**Objective:**
Restate the entries word for word, omitting nothing.

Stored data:
>> Begin
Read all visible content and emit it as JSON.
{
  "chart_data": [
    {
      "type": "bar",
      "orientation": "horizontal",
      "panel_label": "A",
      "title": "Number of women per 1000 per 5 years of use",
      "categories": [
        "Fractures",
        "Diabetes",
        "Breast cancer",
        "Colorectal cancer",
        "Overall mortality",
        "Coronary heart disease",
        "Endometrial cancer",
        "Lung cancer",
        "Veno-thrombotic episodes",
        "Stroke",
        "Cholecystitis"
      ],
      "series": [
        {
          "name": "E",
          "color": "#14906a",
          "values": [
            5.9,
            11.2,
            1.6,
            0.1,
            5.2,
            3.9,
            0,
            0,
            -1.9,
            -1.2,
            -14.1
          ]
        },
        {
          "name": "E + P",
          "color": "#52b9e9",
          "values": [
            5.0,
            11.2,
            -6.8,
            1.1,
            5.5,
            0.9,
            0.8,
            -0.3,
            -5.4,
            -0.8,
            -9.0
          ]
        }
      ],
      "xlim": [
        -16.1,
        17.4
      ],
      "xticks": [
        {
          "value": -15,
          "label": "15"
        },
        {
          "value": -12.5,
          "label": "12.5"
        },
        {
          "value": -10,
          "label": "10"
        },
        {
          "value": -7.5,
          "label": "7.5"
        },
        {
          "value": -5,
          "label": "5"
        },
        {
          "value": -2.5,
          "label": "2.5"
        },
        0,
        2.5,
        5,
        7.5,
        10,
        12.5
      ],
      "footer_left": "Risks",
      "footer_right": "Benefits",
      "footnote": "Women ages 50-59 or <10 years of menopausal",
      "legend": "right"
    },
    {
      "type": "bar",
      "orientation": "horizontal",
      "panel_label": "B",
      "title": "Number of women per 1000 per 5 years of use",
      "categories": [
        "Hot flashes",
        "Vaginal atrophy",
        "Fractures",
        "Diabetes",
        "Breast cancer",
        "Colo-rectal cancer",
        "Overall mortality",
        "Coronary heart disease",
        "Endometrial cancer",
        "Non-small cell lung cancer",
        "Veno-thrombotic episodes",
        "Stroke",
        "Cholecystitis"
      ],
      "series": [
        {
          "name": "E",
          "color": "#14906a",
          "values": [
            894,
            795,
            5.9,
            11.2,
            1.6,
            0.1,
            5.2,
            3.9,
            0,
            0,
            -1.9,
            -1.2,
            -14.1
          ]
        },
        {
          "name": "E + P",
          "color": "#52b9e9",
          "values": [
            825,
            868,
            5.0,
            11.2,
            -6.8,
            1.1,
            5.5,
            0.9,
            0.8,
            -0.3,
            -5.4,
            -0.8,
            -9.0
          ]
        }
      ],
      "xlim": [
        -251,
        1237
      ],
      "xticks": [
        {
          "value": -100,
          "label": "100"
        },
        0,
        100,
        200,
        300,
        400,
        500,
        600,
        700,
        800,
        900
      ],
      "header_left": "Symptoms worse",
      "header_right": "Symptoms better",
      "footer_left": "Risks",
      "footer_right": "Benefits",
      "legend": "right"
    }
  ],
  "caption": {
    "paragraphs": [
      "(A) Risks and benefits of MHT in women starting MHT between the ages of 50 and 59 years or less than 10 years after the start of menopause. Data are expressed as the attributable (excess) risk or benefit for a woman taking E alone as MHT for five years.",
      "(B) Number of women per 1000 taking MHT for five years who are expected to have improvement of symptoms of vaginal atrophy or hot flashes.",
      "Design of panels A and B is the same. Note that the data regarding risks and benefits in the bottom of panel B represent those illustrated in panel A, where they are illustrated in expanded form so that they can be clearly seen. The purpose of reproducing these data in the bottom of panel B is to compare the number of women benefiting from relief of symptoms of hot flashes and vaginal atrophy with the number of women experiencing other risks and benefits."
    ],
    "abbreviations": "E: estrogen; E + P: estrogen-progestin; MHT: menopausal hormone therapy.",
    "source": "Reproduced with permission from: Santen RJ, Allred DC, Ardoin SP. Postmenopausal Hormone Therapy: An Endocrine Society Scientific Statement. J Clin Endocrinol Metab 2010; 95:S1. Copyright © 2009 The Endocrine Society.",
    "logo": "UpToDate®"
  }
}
>> End
**Response to the exercise:**
Read all visible content and emit it as JSON.
{
  "chart_data": [
    {
      "type": "bar",
      "orientation": "horizontal",
      "panel_label": "A",
      "title": "Number of women per 1000 per 5 years of use",
      "categories": [
        "Fractures",
        "Diabetes",
        "Breast cancer",
        "Colorectal cancer",
        "Overall mortality",
        "Coronary heart disease",
        "Endometrial cancer",
        "Lung cancer",
        "Veno-thrombotic episodes",
        "Stroke",
        "Cholecystitis"
      ],
      "series": [
        {
          "name": "E",
          "color": "#14906a",
          "values": [
            5.9,
            11.2,
            1.6,
            0.1,
            5.2,
            3.9,
            0,
            0,
            -1.9,
            -1.2,
            -14.1
          ]
        },
        {
          "name": "E + P",
          "color": "#52b9e9",
          "values": [
            5.0,
            11.2,
            -6.8,
            1.1,
            5.5,
            0.9,
            0.8,
            -0.3,
            -5.4,
            -0.8,
            -9.0
          ]
        }
      ],
      "xlim": [
        -16.1,
        17.4
      ],
      "xticks": [
        {
          "value": -15,
          "label": "15"
        },
        {
          "value": -12.5,
          "label": "12.5"
        },
        {
          "value": -10,
          "label": "10"
        },
        {
          "value": -7.5,
          "label": "7.5"
        },
        {
          "value": -5,
          "label": "5"
        },
        {
          "value": -2.5,
          "label": "2.5"
        },
        0,
        2.5,
        5,
        7.5,
        10,
        12.5
      ],
      "footer_left": "Risks",
      "footer_right": "Benefits",
      "footnote": "Women ages 50-59 or <10 years of menopausal",
      "legend": "right"
    },
    {
      "type": "bar",
      "orientation": "horizontal",
      "panel_label": "B",
      "title": "Number of women per 1000 per 5 years of use",
      "categories": [
        "Hot flashes",
        "Vaginal atrophy",
        "Fractures",
        "Diabetes",
        "Breast cancer",
        "Colo-rectal cancer",
        "Overall mortality",
        "Coronary heart disease",
        "Endometrial cancer",
        "Non-small cell lung cancer",
        "Veno-thrombotic episodes",
        "Stroke",
        "Cholecystitis"
      ],
      "series": [
        {
          "name": "E",
          "color": "#14906a",
          "values": [
            894,
            795,
            5.9,
            11.2,
            1.6,
            0.1,
            5.2,
            3.9,
            0,
            0,
            -1.9,
            -1.2,
            -14.1
          ]
        },
        {
          "name": "E + P",
          "color": "#52b9e9",
          "values": [
            825,
            868,
            5.0,
            11.2,
            -6.8,
            1.1,
            5.5,
            0.9,
            0.8,
            -0.3,
            -5.4,
            -0.8,
            -9.0
          ]
        }
      ],
      "xlim": [
        -251,
        1237
      ],
      "xticks": [
        {
          "value": -100,
          "label": "100"
        },
        0,
        100,
        200,
        300,
        400,
        500,
        600,
        700,
        800,
        900
      ],
      "header_left": "Symptoms worse",
      "header_right": "Symptoms better",
      "footer_left": "Risks",
      "footer_right": "Benefits",
      "legend": "right"
    }
  ],
  "caption": {
    "paragraphs": [
      "(A) Risks and benefits of MHT in women starting MHT between the ages of 50 and 59 years or less than 10 years after the start of menopause. Data are expressed as the attributable (excess) risk or benefit for a woman taking E alone as MHT for five years.",
      "(B) Number of women per 1000 taking MHT for five years who are expected to have improvement of symptoms of vaginal atrophy or hot flashes.",
      "Design of panels A and B is the same. Note that the data regarding risks and benefits in the bottom of panel B represent those illustrated in panel A, where they are illustrated in expanded form so that they can be clearly seen. The purpose of reproducing these data in the bottom of panel B is to compare the number of women benefiting from relief of symptoms of hot flashes and vaginal atrophy with the number of women experiencing other risks and benefits."
    ],
    "abbreviations": "E: estrogen; E + P: estrogen-progestin; MHT: menopausal hormone therapy.",
    "source": "Reproduced with permission from: Santen RJ, Allred DC, Ardoin SP. Postmenopausal Hormone Therapy: An Endocrine Society Scientific Statement. J Clin Endocrinol Metab 2010; 95:S1. Copyright © 2009 The Endocrine Society.",
    "logo": "UpToDate®"
  }
}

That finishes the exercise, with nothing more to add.